● GOAL
Return the listing below unchanged, minus its pictures.

● DATA SHOWN
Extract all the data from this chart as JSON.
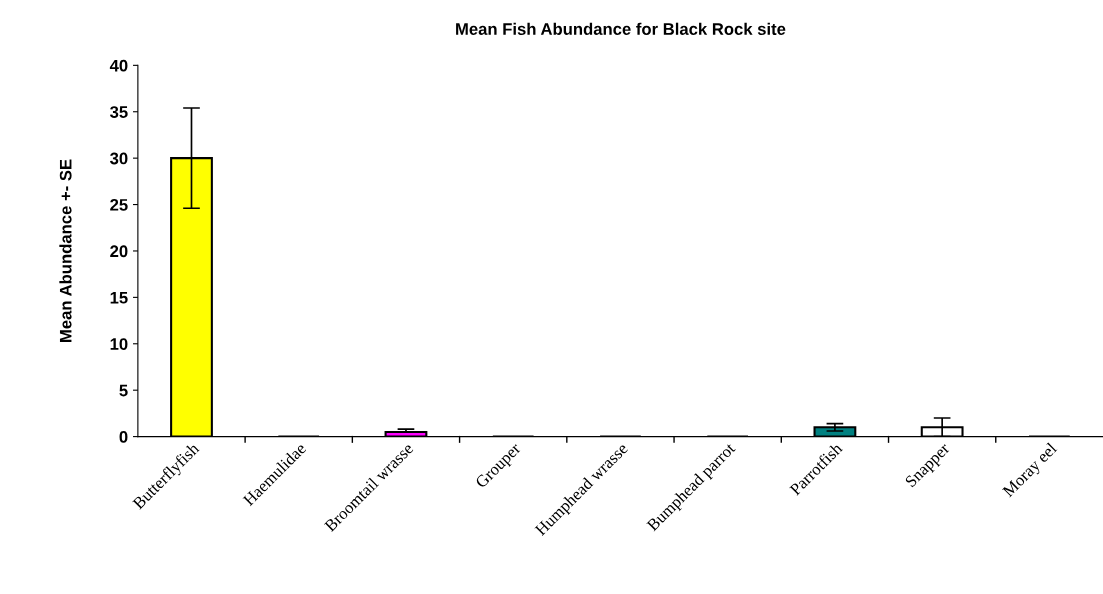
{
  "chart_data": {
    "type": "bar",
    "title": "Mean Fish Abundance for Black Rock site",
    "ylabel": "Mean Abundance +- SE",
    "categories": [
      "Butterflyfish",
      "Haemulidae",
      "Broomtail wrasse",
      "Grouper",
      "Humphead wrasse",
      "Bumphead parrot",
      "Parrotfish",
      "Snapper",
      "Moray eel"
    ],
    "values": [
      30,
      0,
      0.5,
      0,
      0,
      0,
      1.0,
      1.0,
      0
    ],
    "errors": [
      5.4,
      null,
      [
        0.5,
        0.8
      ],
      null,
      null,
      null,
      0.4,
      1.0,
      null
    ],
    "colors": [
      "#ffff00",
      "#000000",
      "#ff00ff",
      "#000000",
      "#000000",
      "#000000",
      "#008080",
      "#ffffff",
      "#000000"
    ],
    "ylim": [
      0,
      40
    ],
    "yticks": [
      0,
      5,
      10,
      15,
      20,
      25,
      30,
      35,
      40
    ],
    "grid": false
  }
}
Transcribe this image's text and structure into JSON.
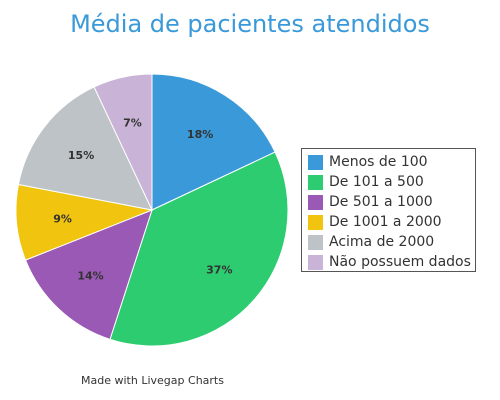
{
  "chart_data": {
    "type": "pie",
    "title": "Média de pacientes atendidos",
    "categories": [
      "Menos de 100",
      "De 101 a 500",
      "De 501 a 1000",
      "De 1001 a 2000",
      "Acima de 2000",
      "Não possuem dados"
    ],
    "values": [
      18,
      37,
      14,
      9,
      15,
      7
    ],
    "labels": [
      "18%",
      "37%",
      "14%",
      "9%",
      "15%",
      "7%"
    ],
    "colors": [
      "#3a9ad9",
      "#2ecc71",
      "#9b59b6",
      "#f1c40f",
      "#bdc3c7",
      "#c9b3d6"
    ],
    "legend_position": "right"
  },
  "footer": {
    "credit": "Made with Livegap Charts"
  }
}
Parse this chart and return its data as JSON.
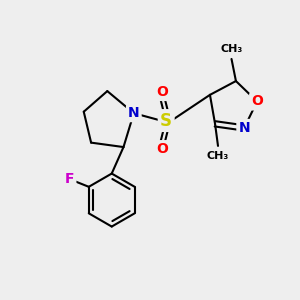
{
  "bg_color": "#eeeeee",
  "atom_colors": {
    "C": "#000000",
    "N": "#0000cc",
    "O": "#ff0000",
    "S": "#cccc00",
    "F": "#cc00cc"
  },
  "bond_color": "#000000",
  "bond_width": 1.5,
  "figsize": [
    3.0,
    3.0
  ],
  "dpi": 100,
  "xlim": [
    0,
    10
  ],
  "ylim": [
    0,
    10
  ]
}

● COMPLETED TASK
Extract all the data from this chart as JSON.
{
  "chart_data": {
    "type": "bar",
    "title": "Mean Fish Abundance for Black Rock site",
    "ylabel": "Mean Abundance +- SE",
    "categories": [
      "Butterflyfish",
      "Haemulidae",
      "Broomtail wrasse",
      "Grouper",
      "Humphead wrasse",
      "Bumphead parrot",
      "Parrotfish",
      "Snapper",
      "Moray eel"
    ],
    "values": [
      30,
      0,
      0.5,
      0,
      0,
      0,
      1.0,
      1.0,
      0
    ],
    "errors": [
      5.4,
      null,
      [
        0.5,
        0.8
      ],
      null,
      null,
      null,
      0.4,
      1.0,
      null
    ],
    "colors": [
      "#ffff00",
      "#000000",
      "#ff00ff",
      "#000000",
      "#000000",
      "#000000",
      "#008080",
      "#ffffff",
      "#000000"
    ],
    "ylim": [
      0,
      40
    ],
    "yticks": [
      0,
      5,
      10,
      15,
      20,
      25,
      30,
      35,
      40
    ],
    "grid": false
  }
}
Transcribe this image's text and structure into JSON.
{
  "chart_data": {
    "type": "pie",
    "title": "Média de pacientes atendidos",
    "categories": [
      "Menos de 100",
      "De 101 a 500",
      "De 501 a 1000",
      "De 1001 a 2000",
      "Acima de 2000",
      "Não possuem dados"
    ],
    "values": [
      18,
      37,
      14,
      9,
      15,
      7
    ],
    "labels": [
      "18%",
      "37%",
      "14%",
      "9%",
      "15%",
      "7%"
    ],
    "colors": [
      "#3a9ad9",
      "#2ecc71",
      "#9b59b6",
      "#f1c40f",
      "#bdc3c7",
      "#c9b3d6"
    ],
    "legend_position": "right"
  },
  "footer": {
    "credit": "Made with Livegap Charts"
  }
}
Parse this chart and return its data as JSON.
{
  "bg_color": "#eeeeee",
  "atom_colors": {
    "C": "#000000",
    "N": "#0000cc",
    "O": "#ff0000",
    "S": "#cccc00",
    "F": "#cc00cc"
  },
  "bond_color": "#000000",
  "bond_width": 1.5,
  "figsize": [
    3.0,
    3.0
  ],
  "dpi": 100,
  "xlim": [
    0,
    10
  ],
  "ylim": [
    0,
    10
  ]
}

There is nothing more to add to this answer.